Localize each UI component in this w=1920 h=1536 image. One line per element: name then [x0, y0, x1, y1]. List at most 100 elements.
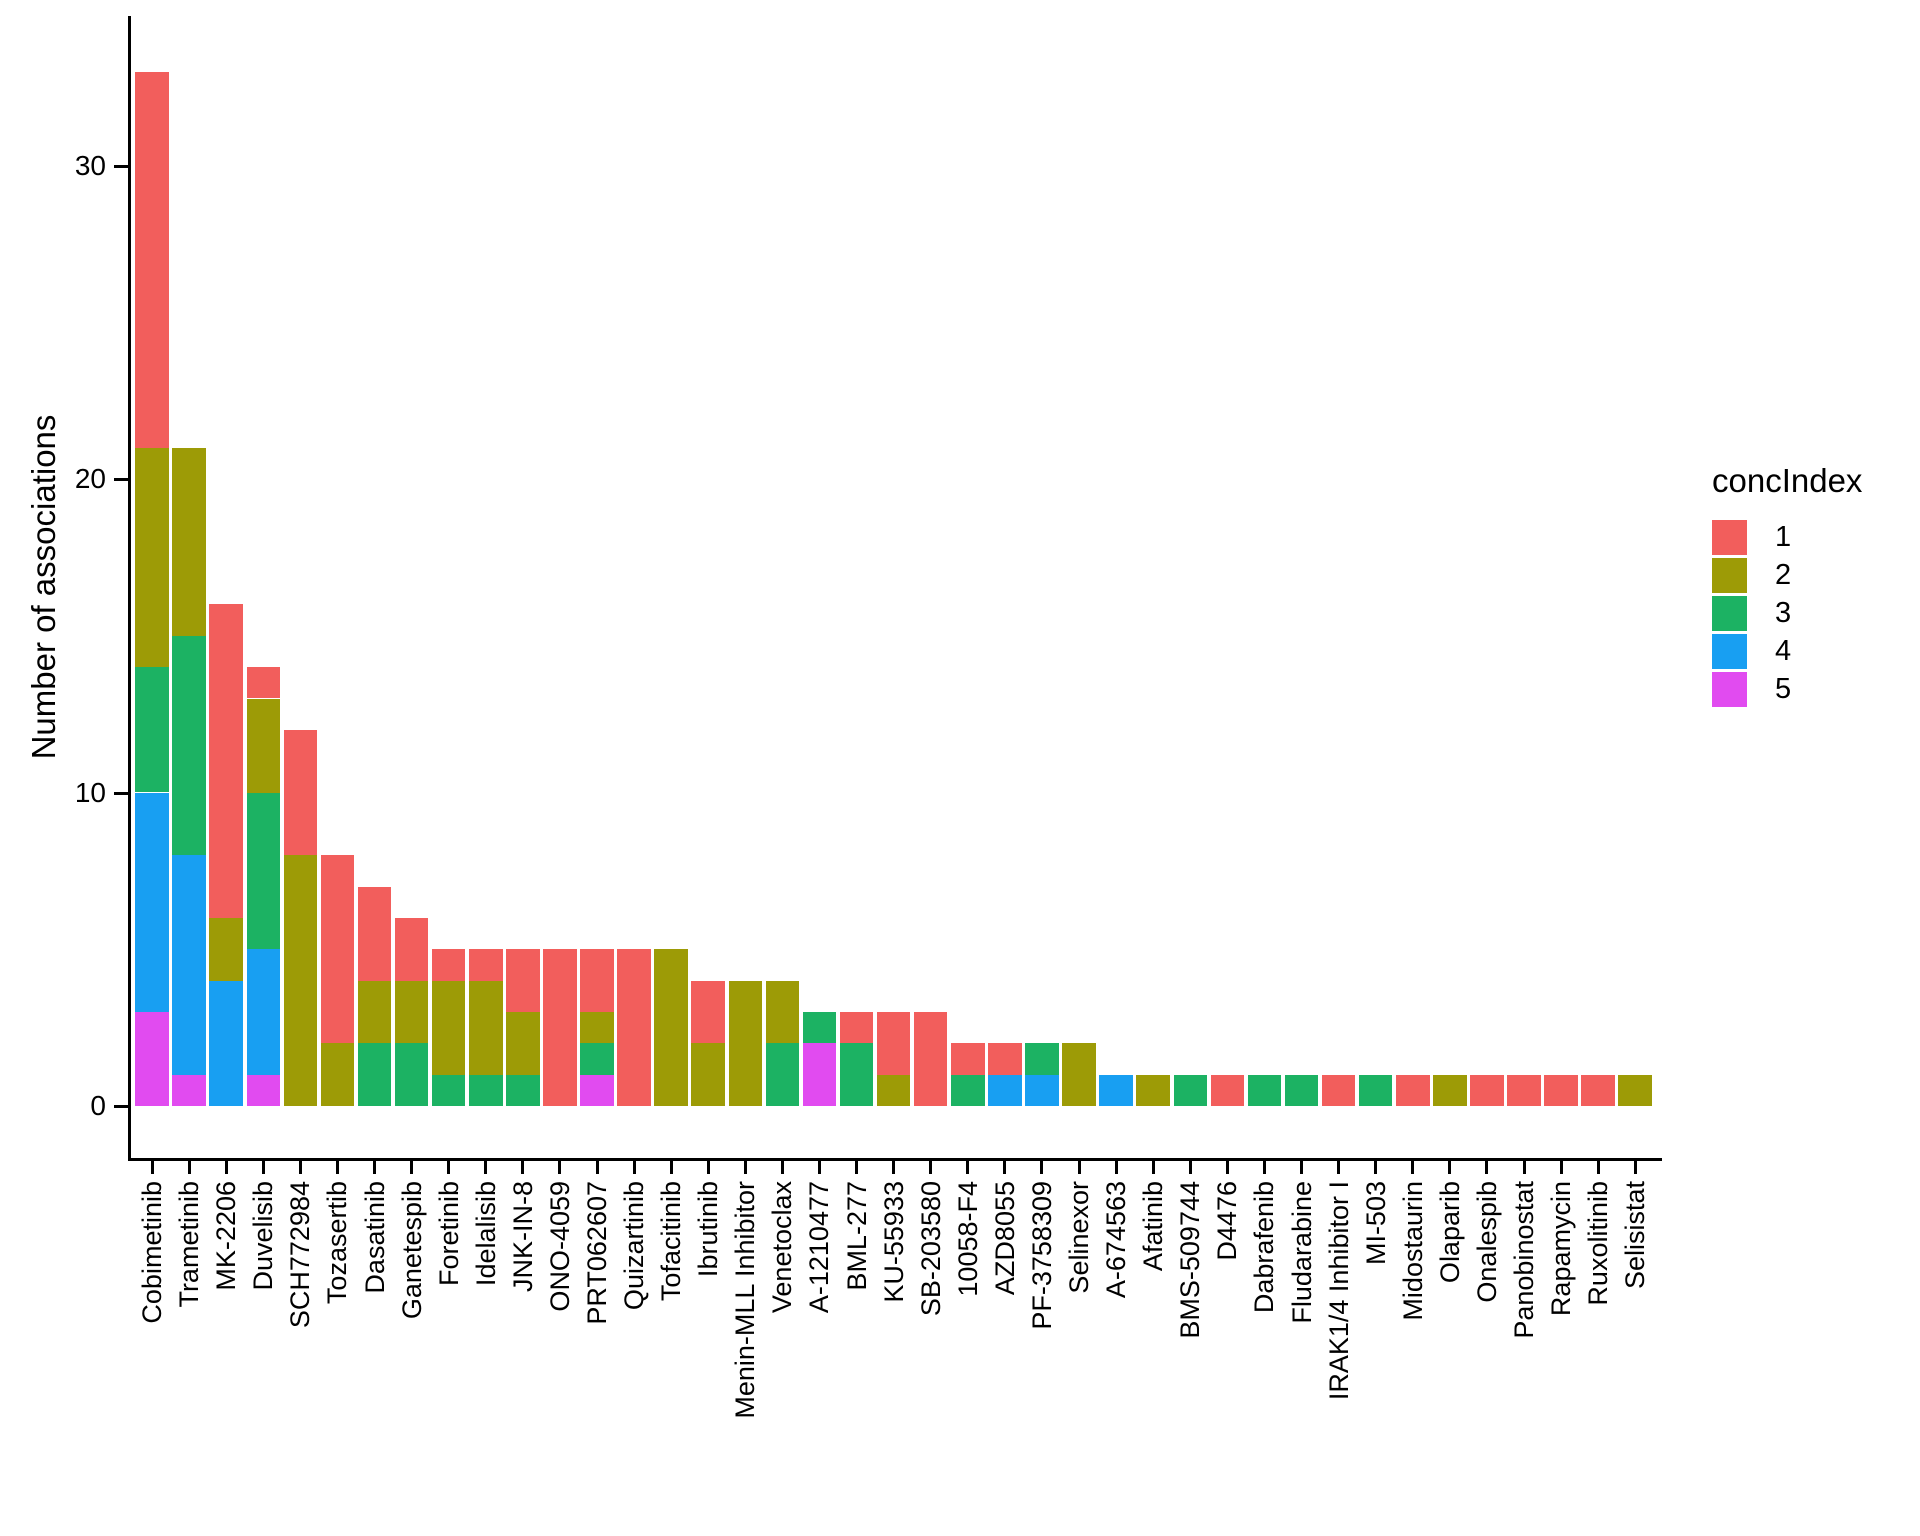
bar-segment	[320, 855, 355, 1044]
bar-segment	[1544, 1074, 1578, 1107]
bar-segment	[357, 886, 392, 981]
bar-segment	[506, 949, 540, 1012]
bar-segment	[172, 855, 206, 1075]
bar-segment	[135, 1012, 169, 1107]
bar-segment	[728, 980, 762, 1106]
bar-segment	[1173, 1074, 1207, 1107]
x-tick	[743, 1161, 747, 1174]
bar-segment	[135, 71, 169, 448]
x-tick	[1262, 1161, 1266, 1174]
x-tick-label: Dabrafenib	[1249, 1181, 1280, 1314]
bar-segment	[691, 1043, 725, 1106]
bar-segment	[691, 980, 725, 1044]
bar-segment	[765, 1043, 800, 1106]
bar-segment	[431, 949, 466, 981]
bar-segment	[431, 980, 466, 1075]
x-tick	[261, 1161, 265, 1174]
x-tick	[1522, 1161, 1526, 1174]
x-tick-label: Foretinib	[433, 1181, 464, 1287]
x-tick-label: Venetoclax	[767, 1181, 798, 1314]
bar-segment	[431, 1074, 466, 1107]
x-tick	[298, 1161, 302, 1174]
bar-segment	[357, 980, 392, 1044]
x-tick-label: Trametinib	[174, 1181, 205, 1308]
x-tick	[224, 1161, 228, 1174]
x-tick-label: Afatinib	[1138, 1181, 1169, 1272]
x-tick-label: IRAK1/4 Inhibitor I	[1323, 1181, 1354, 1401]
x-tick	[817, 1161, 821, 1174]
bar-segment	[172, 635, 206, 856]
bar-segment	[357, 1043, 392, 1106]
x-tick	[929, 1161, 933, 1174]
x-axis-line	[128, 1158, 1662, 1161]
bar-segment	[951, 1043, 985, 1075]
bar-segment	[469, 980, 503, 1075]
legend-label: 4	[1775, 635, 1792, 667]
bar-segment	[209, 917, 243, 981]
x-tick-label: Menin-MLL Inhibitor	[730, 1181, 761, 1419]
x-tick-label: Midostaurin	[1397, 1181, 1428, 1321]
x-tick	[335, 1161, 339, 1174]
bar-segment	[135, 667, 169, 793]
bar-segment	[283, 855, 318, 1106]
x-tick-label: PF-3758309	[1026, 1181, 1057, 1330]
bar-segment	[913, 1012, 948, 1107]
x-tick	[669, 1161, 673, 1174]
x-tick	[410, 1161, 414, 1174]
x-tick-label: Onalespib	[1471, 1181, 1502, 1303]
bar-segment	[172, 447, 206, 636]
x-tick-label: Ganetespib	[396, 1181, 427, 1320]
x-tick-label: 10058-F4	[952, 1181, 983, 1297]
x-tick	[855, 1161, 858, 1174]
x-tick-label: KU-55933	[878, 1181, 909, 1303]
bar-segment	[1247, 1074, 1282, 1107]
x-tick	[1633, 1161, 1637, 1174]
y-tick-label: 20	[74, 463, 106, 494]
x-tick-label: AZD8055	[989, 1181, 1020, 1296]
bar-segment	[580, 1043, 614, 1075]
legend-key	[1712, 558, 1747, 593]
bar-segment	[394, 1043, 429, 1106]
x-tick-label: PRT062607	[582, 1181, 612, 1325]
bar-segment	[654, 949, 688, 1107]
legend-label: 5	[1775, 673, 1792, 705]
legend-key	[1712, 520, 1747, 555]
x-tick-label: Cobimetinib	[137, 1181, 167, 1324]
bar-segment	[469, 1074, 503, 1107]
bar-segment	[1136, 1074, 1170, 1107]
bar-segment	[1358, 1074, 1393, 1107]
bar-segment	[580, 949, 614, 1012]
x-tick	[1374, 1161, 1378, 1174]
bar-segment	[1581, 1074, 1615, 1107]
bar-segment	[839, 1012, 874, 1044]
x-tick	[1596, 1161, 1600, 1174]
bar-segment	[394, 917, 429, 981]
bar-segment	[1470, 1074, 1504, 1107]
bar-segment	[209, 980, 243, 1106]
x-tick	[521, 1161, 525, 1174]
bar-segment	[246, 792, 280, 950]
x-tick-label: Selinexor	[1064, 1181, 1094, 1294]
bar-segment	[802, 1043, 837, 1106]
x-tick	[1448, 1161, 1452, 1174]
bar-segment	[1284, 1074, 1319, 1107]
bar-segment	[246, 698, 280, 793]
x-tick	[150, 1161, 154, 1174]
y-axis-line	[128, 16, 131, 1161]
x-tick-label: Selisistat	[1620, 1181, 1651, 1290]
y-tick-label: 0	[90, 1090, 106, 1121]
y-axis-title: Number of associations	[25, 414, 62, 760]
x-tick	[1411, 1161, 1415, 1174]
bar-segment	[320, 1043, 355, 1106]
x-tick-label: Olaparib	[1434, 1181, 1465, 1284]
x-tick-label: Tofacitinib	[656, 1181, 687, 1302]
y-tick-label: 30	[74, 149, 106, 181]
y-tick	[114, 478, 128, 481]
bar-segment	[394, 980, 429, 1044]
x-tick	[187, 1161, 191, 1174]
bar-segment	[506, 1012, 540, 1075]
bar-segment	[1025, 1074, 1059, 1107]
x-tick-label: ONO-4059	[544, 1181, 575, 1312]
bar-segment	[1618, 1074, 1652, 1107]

---*---

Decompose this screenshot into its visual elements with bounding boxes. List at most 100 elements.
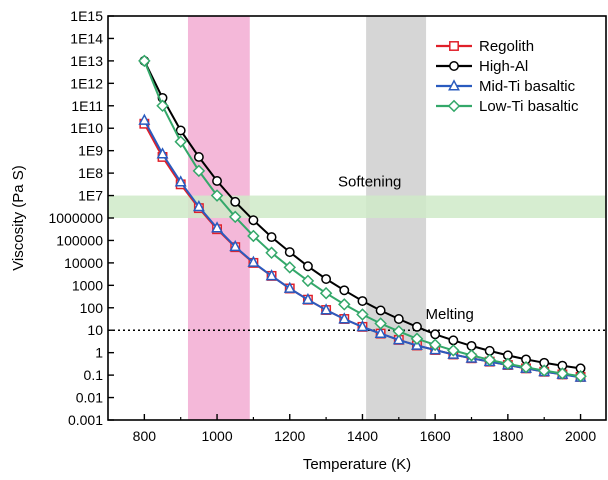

---*---

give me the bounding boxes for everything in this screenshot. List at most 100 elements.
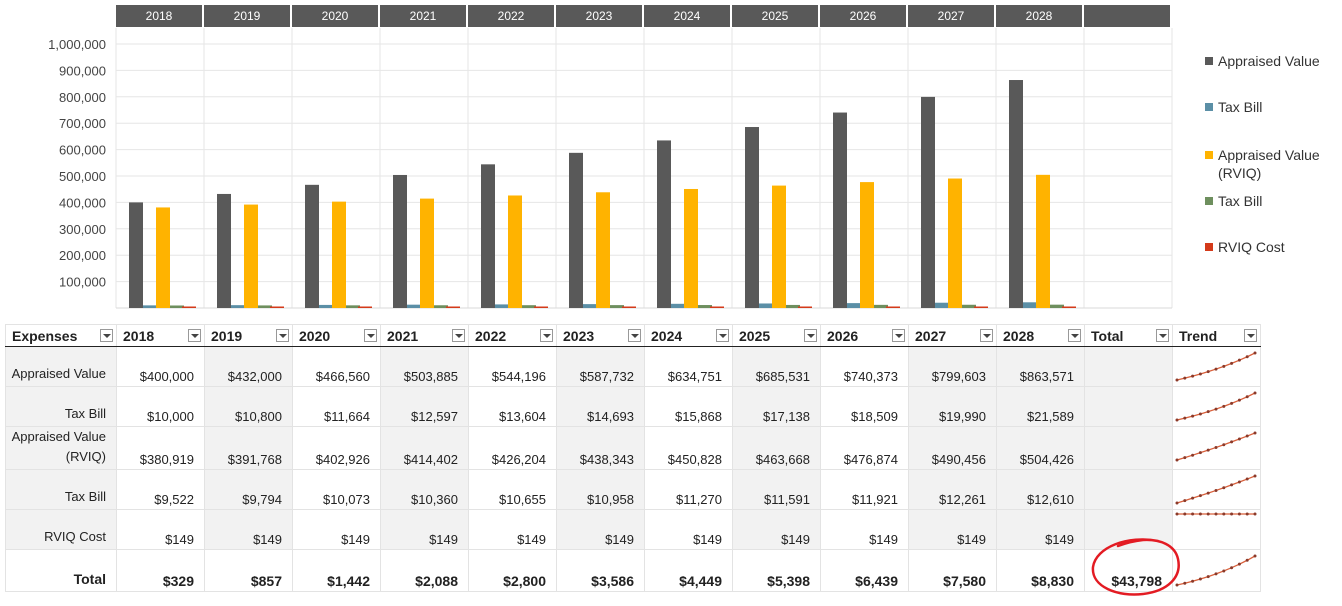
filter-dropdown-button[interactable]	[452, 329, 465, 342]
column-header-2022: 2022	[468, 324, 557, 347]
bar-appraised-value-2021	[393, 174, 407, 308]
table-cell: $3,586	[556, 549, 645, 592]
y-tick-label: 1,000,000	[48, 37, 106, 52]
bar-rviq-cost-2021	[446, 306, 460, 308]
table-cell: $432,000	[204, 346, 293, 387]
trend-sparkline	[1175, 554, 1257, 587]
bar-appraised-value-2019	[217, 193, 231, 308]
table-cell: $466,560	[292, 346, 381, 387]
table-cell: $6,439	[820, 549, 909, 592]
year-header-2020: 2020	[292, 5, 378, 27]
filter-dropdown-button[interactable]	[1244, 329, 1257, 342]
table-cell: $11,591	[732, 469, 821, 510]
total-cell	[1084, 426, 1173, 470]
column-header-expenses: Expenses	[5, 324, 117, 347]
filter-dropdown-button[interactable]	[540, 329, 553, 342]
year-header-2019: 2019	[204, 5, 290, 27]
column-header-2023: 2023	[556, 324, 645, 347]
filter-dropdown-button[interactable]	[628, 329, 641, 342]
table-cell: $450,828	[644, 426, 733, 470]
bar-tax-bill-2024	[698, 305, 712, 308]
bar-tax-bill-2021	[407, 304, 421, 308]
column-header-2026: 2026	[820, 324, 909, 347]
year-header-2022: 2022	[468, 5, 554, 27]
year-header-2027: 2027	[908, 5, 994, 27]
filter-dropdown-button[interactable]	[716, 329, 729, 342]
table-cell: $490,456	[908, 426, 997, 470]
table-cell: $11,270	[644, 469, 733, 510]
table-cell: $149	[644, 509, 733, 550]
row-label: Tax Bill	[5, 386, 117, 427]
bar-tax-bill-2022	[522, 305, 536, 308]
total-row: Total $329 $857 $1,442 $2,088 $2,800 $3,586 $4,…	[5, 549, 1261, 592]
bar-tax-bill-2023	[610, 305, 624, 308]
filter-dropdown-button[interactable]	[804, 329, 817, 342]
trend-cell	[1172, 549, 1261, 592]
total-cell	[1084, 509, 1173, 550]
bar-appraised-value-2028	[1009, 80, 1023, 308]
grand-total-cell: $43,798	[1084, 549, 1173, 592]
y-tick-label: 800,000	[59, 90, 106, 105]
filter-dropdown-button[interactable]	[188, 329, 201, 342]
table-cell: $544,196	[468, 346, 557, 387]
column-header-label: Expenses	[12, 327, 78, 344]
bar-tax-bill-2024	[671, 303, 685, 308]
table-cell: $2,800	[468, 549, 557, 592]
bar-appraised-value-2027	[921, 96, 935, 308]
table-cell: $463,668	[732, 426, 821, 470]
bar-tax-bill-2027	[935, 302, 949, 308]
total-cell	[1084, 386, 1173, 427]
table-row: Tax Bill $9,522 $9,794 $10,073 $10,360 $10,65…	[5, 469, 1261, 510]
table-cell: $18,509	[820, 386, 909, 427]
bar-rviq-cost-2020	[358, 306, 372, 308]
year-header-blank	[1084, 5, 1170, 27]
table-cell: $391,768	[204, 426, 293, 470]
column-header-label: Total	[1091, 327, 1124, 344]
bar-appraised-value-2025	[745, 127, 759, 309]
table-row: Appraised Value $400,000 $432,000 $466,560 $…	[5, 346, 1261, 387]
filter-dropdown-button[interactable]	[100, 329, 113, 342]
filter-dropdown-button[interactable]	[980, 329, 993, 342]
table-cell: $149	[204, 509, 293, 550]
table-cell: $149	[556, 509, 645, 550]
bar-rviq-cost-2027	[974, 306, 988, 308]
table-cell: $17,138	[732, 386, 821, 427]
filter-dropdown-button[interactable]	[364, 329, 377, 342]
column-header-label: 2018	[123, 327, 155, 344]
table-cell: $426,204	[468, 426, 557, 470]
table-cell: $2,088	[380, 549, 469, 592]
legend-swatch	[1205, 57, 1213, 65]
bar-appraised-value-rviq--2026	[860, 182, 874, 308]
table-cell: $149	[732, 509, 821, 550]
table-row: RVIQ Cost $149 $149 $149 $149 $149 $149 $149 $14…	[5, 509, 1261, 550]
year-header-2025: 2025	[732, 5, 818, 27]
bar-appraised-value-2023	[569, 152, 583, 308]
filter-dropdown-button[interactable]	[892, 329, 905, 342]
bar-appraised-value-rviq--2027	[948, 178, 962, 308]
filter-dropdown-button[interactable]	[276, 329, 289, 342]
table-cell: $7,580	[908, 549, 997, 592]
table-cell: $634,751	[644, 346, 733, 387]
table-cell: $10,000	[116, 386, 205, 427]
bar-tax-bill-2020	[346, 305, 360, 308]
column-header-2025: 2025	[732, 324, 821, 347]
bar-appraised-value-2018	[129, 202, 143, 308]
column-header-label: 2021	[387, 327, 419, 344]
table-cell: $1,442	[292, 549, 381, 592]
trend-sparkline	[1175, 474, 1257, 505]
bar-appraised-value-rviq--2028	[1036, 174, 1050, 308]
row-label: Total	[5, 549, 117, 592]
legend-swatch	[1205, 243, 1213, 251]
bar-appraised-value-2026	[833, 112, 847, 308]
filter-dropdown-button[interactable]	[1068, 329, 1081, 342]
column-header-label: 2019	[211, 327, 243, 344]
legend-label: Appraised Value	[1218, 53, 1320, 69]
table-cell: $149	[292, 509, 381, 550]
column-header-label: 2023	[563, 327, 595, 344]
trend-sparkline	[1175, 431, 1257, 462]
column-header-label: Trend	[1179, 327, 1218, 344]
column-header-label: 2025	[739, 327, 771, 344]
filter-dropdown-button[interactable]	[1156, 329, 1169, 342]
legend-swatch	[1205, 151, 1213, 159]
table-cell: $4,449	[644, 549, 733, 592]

---*---

§ **Exercise details**:
Rewrite the lines that open with the line containing "give me the" and close with the line containing "5, 378, 27]", replacing "table-cell" with "data-cell" wherever it occurs and keeping everything else unchanged. Leave the pictures out of your answer.

§ **Task output**:
give me the bounding boxes for everything in this screenshot. List at most 100 elements.
filter-dropdown-button[interactable]	[452, 329, 465, 342]
column-header-2022: 2022	[468, 324, 557, 347]
bar-appraised-value-2021	[393, 174, 407, 308]
data-cell: $3,586	[556, 549, 645, 592]
y-tick-label: 1,000,000	[48, 37, 106, 52]
bar-rviq-cost-2021	[446, 306, 460, 308]
data-cell: $432,000	[204, 346, 293, 387]
trend-sparkline	[1175, 554, 1257, 587]
bar-appraised-value-2019	[217, 193, 231, 308]
data-cell: $466,560	[292, 346, 381, 387]
data-cell: $6,439	[820, 549, 909, 592]
year-header-2020: 2020	[292, 5, 378, 27]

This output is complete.